WHAT THIS TASK INVOLVES ▸ Type out the material below exactly.

--- Begin ROWS ---

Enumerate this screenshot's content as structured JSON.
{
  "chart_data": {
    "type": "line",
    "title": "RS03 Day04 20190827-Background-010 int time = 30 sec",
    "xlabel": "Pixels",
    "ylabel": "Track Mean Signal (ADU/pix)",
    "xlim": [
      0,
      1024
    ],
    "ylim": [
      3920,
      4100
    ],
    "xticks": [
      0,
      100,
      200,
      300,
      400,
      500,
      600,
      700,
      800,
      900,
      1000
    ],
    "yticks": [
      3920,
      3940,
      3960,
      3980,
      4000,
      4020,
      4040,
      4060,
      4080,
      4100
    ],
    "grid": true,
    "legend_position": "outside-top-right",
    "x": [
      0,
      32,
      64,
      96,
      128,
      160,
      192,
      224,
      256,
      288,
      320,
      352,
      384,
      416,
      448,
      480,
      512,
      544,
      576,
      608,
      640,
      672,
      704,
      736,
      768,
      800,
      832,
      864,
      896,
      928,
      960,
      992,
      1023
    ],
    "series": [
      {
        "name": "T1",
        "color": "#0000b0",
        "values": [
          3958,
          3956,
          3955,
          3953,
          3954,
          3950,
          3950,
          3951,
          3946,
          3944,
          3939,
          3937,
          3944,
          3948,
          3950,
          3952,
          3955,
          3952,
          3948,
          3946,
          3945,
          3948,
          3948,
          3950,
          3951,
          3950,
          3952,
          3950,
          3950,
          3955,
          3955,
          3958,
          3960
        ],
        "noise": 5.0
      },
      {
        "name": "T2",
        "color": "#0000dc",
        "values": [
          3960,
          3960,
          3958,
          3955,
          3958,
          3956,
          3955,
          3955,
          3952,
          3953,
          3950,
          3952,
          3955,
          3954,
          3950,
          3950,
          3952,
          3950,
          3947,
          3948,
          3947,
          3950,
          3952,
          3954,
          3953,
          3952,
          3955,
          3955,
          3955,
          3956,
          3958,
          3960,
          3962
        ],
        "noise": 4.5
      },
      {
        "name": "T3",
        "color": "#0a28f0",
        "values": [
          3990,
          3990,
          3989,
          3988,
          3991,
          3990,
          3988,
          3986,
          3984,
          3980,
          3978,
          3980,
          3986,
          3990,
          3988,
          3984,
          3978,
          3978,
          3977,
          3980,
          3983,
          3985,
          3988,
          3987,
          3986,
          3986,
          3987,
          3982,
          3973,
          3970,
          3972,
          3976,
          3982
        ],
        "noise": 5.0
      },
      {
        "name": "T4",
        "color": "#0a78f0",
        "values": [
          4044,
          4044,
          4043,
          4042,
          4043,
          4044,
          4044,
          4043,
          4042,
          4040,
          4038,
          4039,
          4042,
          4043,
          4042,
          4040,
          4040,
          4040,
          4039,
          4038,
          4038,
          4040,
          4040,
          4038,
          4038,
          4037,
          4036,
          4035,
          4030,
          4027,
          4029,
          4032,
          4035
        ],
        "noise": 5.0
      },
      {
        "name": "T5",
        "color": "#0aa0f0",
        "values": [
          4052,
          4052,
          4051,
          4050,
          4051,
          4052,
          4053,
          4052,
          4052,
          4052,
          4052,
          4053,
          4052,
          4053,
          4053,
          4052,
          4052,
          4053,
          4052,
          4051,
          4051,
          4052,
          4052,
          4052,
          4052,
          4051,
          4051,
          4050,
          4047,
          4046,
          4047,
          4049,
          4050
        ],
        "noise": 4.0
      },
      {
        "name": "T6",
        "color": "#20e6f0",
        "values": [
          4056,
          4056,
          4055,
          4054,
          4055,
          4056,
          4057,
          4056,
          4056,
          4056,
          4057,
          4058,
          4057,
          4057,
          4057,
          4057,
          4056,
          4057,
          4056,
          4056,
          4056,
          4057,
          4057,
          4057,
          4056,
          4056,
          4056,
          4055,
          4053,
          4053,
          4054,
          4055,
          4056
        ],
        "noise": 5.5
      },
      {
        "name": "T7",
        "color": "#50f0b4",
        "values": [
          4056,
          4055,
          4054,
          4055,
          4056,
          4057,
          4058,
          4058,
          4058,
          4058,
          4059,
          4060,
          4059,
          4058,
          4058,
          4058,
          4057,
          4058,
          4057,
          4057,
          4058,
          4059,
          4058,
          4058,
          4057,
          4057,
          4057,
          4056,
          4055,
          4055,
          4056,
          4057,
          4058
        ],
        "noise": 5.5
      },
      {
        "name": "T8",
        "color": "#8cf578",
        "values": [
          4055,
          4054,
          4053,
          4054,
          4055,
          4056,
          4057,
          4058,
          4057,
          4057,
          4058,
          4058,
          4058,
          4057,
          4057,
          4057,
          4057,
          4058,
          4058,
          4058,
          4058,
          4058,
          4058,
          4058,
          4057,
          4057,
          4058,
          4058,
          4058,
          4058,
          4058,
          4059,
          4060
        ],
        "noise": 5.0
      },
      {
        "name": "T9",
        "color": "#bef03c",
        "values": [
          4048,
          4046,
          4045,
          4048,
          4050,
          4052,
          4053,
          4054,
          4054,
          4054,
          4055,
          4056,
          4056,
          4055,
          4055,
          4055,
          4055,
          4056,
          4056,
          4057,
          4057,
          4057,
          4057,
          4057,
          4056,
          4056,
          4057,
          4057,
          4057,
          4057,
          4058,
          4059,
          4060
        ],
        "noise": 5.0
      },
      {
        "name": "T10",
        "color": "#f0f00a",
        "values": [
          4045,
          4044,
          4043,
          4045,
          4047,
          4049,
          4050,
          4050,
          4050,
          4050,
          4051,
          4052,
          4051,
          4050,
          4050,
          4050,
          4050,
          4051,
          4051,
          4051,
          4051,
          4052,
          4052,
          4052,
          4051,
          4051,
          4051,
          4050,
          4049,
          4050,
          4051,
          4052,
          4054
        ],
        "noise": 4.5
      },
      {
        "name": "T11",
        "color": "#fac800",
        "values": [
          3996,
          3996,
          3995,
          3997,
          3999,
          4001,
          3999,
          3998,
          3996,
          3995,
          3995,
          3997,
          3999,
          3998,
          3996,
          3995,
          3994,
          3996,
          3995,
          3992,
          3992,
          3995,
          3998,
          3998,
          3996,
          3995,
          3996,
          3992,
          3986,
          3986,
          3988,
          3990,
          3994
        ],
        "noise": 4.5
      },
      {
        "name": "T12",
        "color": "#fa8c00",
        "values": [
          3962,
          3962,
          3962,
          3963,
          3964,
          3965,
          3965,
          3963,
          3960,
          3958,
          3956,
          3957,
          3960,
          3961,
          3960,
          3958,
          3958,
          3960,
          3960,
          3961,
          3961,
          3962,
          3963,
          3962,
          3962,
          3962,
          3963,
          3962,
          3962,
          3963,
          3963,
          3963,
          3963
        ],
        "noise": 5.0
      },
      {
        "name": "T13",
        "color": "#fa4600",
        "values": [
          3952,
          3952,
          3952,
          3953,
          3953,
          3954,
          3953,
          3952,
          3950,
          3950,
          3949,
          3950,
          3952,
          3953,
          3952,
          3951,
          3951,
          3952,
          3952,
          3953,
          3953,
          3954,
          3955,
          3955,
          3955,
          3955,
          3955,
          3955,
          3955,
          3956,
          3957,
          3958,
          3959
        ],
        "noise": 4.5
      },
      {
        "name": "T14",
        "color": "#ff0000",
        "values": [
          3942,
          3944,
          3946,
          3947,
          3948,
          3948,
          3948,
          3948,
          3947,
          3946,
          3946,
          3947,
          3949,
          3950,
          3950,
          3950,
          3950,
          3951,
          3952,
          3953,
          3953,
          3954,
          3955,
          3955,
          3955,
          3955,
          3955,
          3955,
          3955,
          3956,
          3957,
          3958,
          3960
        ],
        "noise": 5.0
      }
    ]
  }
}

--- End ROWS ---

SOLUTION FOR THIS PROBLEM ▸
Enumerate this screenshot's content as structured JSON.
{
  "chart_data": {
    "type": "line",
    "title": "RS03 Day04 20190827-Background-010 int time = 30 sec",
    "xlabel": "Pixels",
    "ylabel": "Track Mean Signal (ADU/pix)",
    "xlim": [
      0,
      1024
    ],
    "ylim": [
      3920,
      4100
    ],
    "xticks": [
      0,
      100,
      200,
      300,
      400,
      500,
      600,
      700,
      800,
      900,
      1000
    ],
    "yticks": [
      3920,
      3940,
      3960,
      3980,
      4000,
      4020,
      4040,
      4060,
      4080,
      4100
    ],
    "grid": true,
    "legend_position": "outside-top-right",
    "x": [
      0,
      32,
      64,
      96,
      128,
      160,
      192,
      224,
      256,
      288,
      320,
      352,
      384,
      416,
      448,
      480,
      512,
      544,
      576,
      608,
      640,
      672,
      704,
      736,
      768,
      800,
      832,
      864,
      896,
      928,
      960,
      992,
      1023
    ],
    "series": [
      {
        "name": "T1",
        "color": "#0000b0",
        "values": [
          3958,
          3956,
          3955,
          3953,
          3954,
          3950,
          3950,
          3951,
          3946,
          3944,
          3939,
          3937,
          3944,
          3948,
          3950,
          3952,
          3955,
          3952,
          3948,
          3946,
          3945,
          3948,
          3948,
          3950,
          3951,
          3950,
          3952,
          3950,
          3950,
          3955,
          3955,
          3958,
          3960
        ],
        "noise": 5.0
      },
      {
        "name": "T2",
        "color": "#0000dc",
        "values": [
          3960,
          3960,
          3958,
          3955,
          3958,
          3956,
          3955,
          3955,
          3952,
          3953,
          3950,
          3952,
          3955,
          3954,
          3950,
          3950,
          3952,
          3950,
          3947,
          3948,
          3947,
          3950,
          3952,
          3954,
          3953,
          3952,
          3955,
          3955,
          3955,
          3956,
          3958,
          3960,
          3962
        ],
        "noise": 4.5
      },
      {
        "name": "T3",
        "color": "#0a28f0",
        "values": [
          3990,
          3990,
          3989,
          3988,
          3991,
          3990,
          3988,
          3986,
          3984,
          3980,
          3978,
          3980,
          3986,
          3990,
          3988,
          3984,
          3978,
          3978,
          3977,
          3980,
          3983,
          3985,
          3988,
          3987,
          3986,
          3986,
          3987,
          3982,
          3973,
          3970,
          3972,
          3976,
          3982
        ],
        "noise": 5.0
      },
      {
        "name": "T4",
        "color": "#0a78f0",
        "values": [
          4044,
          4044,
          4043,
          4042,
          4043,
          4044,
          4044,
          4043,
          4042,
          4040,
          4038,
          4039,
          4042,
          4043,
          4042,
          4040,
          4040,
          4040,
          4039,
          4038,
          4038,
          4040,
          4040,
          4038,
          4038,
          4037,
          4036,
          4035,
          4030,
          4027,
          4029,
          4032,
          4035
        ],
        "noise": 5.0
      },
      {
        "name": "T5",
        "color": "#0aa0f0",
        "values": [
          4052,
          4052,
          4051,
          4050,
          4051,
          4052,
          4053,
          4052,
          4052,
          4052,
          4052,
          4053,
          4052,
          4053,
          4053,
          4052,
          4052,
          4053,
          4052,
          4051,
          4051,
          4052,
          4052,
          4052,
          4052,
          4051,
          4051,
          4050,
          4047,
          4046,
          4047,
          4049,
          4050
        ],
        "noise": 4.0
      },
      {
        "name": "T6",
        "color": "#20e6f0",
        "values": [
          4056,
          4056,
          4055,
          4054,
          4055,
          4056,
          4057,
          4056,
          4056,
          4056,
          4057,
          4058,
          4057,
          4057,
          4057,
          4057,
          4056,
          4057,
          4056,
          4056,
          4056,
          4057,
          4057,
          4057,
          4056,
          4056,
          4056,
          4055,
          4053,
          4053,
          4054,
          4055,
          4056
        ],
        "noise": 5.5
      },
      {
        "name": "T7",
        "color": "#50f0b4",
        "values": [
          4056,
          4055,
          4054,
          4055,
          4056,
          4057,
          4058,
          4058,
          4058,
          4058,
          4059,
          4060,
          4059,
          4058,
          4058,
          4058,
          4057,
          4058,
          4057,
          4057,
          4058,
          4059,
          4058,
          4058,
          4057,
          4057,
          4057,
          4056,
          4055,
          4055,
          4056,
          4057,
          4058
        ],
        "noise": 5.5
      },
      {
        "name": "T8",
        "color": "#8cf578",
        "values": [
          4055,
          4054,
          4053,
          4054,
          4055,
          4056,
          4057,
          4058,
          4057,
          4057,
          4058,
          4058,
          4058,
          4057,
          4057,
          4057,
          4057,
          4058,
          4058,
          4058,
          4058,
          4058,
          4058,
          4058,
          4057,
          4057,
          4058,
          4058,
          4058,
          4058,
          4058,
          4059,
          4060
        ],
        "noise": 5.0
      },
      {
        "name": "T9",
        "color": "#bef03c",
        "values": [
          4048,
          4046,
          4045,
          4048,
          4050,
          4052,
          4053,
          4054,
          4054,
          4054,
          4055,
          4056,
          4056,
          4055,
          4055,
          4055,
          4055,
          4056,
          4056,
          4057,
          4057,
          4057,
          4057,
          4057,
          4056,
          4056,
          4057,
          4057,
          4057,
          4057,
          4058,
          4059,
          4060
        ],
        "noise": 5.0
      },
      {
        "name": "T10",
        "color": "#f0f00a",
        "values": [
          4045,
          4044,
          4043,
          4045,
          4047,
          4049,
          4050,
          4050,
          4050,
          4050,
          4051,
          4052,
          4051,
          4050,
          4050,
          4050,
          4050,
          4051,
          4051,
          4051,
          4051,
          4052,
          4052,
          4052,
          4051,
          4051,
          4051,
          4050,
          4049,
          4050,
          4051,
          4052,
          4054
        ],
        "noise": 4.5
      },
      {
        "name": "T11",
        "color": "#fac800",
        "values": [
          3996,
          3996,
          3995,
          3997,
          3999,
          4001,
          3999,
          3998,
          3996,
          3995,
          3995,
          3997,
          3999,
          3998,
          3996,
          3995,
          3994,
          3996,
          3995,
          3992,
          3992,
          3995,
          3998,
          3998,
          3996,
          3995,
          3996,
          3992,
          3986,
          3986,
          3988,
          3990,
          3994
        ],
        "noise": 4.5
      },
      {
        "name": "T12",
        "color": "#fa8c00",
        "values": [
          3962,
          3962,
          3962,
          3963,
          3964,
          3965,
          3965,
          3963,
          3960,
          3958,
          3956,
          3957,
          3960,
          3961,
          3960,
          3958,
          3958,
          3960,
          3960,
          3961,
          3961,
          3962,
          3963,
          3962,
          3962,
          3962,
          3963,
          3962,
          3962,
          3963,
          3963,
          3963,
          3963
        ],
        "noise": 5.0
      },
      {
        "name": "T13",
        "color": "#fa4600",
        "values": [
          3952,
          3952,
          3952,
          3953,
          3953,
          3954,
          3953,
          3952,
          3950,
          3950,
          3949,
          3950,
          3952,
          3953,
          3952,
          3951,
          3951,
          3952,
          3952,
          3953,
          3953,
          3954,
          3955,
          3955,
          3955,
          3955,
          3955,
          3955,
          3955,
          3956,
          3957,
          3958,
          3959
        ],
        "noise": 4.5
      },
      {
        "name": "T14",
        "color": "#ff0000",
        "values": [
          3942,
          3944,
          3946,
          3947,
          3948,
          3948,
          3948,
          3948,
          3947,
          3946,
          3946,
          3947,
          3949,
          3950,
          3950,
          3950,
          3950,
          3951,
          3952,
          3953,
          3953,
          3954,
          3955,
          3955,
          3955,
          3955,
          3955,
          3955,
          3955,
          3956,
          3957,
          3958,
          3960
        ],
        "noise": 5.0
      }
    ]
  }
}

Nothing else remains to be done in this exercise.